+++ STORED ROWS +++

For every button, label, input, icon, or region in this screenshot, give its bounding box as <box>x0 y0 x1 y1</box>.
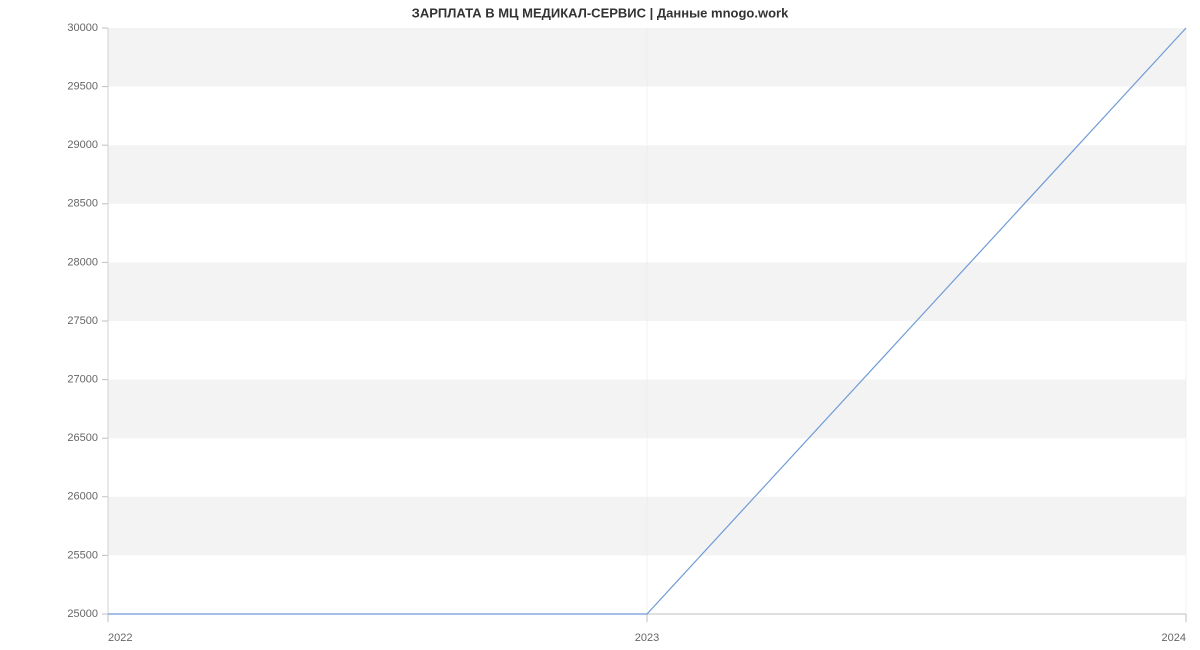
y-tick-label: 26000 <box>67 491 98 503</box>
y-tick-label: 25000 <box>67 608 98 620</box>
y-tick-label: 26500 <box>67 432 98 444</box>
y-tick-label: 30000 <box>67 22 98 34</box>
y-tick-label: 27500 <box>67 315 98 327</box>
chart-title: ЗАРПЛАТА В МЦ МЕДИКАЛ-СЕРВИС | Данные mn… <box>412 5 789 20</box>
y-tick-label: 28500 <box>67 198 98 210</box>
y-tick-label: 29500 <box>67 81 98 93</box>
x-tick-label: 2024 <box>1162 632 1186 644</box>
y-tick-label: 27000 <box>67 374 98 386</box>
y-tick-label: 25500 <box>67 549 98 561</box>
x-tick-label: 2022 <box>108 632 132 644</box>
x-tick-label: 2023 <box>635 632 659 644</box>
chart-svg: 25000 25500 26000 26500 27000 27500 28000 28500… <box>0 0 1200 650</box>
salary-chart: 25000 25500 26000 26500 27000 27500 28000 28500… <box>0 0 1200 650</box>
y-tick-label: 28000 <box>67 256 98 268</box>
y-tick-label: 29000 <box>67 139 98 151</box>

+++

DIRECTIONS FOR THIS TASK: Rewrite the data lines starting at the one that contains "y-tick-label: 26000 <box>67 491 98 503</box>" and ending at the one that contains "chart-title: ЗАРПЛАТА В", changing "y-tick-label" to "y-axis-label" and keeping everything else the same. Return only those lines.

OUTPUT BELOW:
y-axis-label: 26000 <box>67 491 98 503</box>
y-axis-label: 25000 <box>67 608 98 620</box>
y-axis-label: 26500 <box>67 432 98 444</box>
y-axis-label: 30000 <box>67 22 98 34</box>
y-axis-label: 27500 <box>67 315 98 327</box>
chart-title: ЗАРПЛАТА В МЦ МЕДИКАЛ-СЕРВИС | Данные mn… <box>412 5 789 20</box>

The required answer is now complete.